Locate each line holding the string "Security" and copy it.

◆ ◆ ◆

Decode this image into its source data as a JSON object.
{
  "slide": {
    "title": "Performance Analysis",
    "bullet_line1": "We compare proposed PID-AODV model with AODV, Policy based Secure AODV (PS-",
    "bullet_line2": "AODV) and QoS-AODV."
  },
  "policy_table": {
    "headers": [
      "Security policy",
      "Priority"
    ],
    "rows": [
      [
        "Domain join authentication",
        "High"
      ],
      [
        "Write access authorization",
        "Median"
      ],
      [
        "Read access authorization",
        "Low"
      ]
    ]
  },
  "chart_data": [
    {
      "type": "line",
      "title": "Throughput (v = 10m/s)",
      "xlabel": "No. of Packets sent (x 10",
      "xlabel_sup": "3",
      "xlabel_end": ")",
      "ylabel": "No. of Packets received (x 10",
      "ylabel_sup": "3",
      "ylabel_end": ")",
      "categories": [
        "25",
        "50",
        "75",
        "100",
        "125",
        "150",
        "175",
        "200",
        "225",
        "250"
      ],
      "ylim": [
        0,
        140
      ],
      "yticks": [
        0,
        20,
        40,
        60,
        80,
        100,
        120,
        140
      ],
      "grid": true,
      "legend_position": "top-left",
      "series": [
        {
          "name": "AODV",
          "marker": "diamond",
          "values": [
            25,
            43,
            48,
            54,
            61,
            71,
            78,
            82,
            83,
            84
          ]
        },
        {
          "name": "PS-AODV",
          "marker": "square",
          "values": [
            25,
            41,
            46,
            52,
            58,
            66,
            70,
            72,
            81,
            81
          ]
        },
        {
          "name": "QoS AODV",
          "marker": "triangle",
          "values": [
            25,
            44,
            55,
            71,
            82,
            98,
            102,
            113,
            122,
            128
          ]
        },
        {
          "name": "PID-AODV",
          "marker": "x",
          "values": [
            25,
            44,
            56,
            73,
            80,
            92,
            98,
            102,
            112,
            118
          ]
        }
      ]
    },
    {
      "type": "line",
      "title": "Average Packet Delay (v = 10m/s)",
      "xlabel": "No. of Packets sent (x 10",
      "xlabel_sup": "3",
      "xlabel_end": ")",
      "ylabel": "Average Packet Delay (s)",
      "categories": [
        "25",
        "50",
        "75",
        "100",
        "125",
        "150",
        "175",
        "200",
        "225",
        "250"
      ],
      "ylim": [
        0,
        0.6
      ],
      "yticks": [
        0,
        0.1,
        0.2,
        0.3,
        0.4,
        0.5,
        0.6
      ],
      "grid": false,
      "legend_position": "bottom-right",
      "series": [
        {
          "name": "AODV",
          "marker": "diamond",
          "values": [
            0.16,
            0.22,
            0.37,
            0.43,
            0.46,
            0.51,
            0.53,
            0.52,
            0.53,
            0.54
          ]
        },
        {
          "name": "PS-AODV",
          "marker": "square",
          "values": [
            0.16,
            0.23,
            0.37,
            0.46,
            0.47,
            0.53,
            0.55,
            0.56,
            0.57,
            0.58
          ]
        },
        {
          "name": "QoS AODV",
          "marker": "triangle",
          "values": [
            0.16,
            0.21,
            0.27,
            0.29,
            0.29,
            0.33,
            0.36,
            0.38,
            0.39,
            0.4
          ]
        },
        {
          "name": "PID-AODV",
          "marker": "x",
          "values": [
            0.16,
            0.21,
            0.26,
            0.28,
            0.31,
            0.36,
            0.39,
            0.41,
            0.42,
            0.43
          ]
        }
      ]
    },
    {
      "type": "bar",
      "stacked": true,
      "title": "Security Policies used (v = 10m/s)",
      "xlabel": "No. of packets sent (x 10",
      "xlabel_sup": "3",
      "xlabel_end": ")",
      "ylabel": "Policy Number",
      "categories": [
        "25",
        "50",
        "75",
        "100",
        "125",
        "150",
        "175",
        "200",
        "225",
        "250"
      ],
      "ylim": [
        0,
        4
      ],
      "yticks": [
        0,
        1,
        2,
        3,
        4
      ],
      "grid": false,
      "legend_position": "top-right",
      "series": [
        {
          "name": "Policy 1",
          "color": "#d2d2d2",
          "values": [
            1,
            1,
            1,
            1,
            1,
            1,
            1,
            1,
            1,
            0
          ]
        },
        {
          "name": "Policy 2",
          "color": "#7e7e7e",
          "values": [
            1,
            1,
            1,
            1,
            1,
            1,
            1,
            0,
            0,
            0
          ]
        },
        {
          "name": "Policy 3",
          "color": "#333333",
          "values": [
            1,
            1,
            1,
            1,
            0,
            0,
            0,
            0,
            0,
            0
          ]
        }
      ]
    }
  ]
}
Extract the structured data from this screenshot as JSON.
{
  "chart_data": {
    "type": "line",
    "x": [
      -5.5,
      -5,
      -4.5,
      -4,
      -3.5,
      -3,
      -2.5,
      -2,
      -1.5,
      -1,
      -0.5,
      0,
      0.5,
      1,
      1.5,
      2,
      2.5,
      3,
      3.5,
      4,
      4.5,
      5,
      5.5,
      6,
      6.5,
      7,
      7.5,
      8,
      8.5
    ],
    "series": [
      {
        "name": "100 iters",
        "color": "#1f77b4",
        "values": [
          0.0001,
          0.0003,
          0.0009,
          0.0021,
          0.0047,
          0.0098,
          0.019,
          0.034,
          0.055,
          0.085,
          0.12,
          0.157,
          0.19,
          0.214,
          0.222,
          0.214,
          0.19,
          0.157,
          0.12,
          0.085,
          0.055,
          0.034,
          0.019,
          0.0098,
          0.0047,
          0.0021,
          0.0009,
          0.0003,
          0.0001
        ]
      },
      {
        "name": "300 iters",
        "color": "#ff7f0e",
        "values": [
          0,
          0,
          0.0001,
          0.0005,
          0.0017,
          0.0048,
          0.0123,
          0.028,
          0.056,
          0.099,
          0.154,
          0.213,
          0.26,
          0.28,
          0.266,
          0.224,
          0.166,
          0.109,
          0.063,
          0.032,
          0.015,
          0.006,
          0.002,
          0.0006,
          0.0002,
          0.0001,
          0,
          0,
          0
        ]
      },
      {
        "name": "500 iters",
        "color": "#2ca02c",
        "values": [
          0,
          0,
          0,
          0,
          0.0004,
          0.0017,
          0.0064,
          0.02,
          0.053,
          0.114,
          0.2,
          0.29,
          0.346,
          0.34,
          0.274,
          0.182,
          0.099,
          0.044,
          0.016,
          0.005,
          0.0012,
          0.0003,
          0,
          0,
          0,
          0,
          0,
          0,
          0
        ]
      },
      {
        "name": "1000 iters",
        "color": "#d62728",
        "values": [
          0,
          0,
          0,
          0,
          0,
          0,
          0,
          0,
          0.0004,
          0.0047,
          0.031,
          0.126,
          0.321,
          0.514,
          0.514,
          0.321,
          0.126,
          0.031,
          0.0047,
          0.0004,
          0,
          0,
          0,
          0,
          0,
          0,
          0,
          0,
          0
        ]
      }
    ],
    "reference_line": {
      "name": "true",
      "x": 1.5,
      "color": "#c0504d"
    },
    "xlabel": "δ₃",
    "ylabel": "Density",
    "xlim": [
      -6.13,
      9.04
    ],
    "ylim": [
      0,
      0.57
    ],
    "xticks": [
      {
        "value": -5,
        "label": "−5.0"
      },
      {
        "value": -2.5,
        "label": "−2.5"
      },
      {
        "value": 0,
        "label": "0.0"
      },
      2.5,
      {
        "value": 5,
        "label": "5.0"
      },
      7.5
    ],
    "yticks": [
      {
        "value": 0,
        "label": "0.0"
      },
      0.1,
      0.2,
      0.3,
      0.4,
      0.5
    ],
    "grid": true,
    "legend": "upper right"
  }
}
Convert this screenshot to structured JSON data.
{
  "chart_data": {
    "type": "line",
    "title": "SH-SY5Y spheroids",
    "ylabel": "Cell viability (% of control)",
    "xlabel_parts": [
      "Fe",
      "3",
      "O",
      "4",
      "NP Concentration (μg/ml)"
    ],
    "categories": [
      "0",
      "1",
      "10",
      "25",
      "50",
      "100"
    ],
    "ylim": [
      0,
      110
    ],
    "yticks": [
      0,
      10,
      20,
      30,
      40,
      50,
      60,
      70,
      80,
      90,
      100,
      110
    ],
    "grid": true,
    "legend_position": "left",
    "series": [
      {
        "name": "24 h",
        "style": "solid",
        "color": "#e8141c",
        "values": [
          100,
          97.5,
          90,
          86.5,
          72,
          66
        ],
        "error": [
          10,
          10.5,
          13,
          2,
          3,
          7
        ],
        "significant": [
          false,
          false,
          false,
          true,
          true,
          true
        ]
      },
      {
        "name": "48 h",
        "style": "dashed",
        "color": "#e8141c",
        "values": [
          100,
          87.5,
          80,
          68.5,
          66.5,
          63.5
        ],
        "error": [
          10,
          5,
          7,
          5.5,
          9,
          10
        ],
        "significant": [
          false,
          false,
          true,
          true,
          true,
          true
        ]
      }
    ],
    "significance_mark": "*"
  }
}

◆ ◆ ◆

**Result of the task:**
      "Security policy",
      "title": "Security Policies used (v = 10m/s)",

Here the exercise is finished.